Provided material section start
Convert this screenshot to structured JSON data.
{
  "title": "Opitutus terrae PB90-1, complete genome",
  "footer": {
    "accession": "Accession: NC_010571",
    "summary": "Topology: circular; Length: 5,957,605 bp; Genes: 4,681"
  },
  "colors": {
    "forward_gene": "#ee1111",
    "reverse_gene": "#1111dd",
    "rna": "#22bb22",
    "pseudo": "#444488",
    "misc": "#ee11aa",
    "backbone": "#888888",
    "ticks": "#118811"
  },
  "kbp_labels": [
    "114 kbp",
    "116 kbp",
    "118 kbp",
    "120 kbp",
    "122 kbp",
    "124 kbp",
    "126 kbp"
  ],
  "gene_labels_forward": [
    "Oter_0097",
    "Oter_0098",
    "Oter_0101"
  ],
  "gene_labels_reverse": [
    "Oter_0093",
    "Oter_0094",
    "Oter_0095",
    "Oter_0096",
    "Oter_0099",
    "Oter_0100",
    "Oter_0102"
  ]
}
Provided material section end
== Task ==
A complete, exact copy of the material above is the expected answer.

== Solution ==
Convert this screenshot to structured JSON data.
{
  "title": "Opitutus terrae PB90-1, complete genome",
  "footer": {
    "accession": "Accession: NC_010571",
    "summary": "Topology: circular; Length: 5,957,605 bp; Genes: 4,681"
  },
  "colors": {
    "forward_gene": "#ee1111",
    "reverse_gene": "#1111dd",
    "rna": "#22bb22",
    "pseudo": "#444488",
    "misc": "#ee11aa",
    "backbone": "#888888",
    "ticks": "#118811"
  },
  "kbp_labels": [
    "114 kbp",
    "116 kbp",
    "118 kbp",
    "120 kbp",
    "122 kbp",
    "124 kbp",
    "126 kbp"
  ],
  "gene_labels_forward": [
    "Oter_0097",
    "Oter_0098",
    "Oter_0101"
  ],
  "gene_labels_reverse": [
    "Oter_0093",
    "Oter_0094",
    "Oter_0095",
    "Oter_0096",
    "Oter_0099",
    "Oter_0100",
    "Oter_0102"
  ]
}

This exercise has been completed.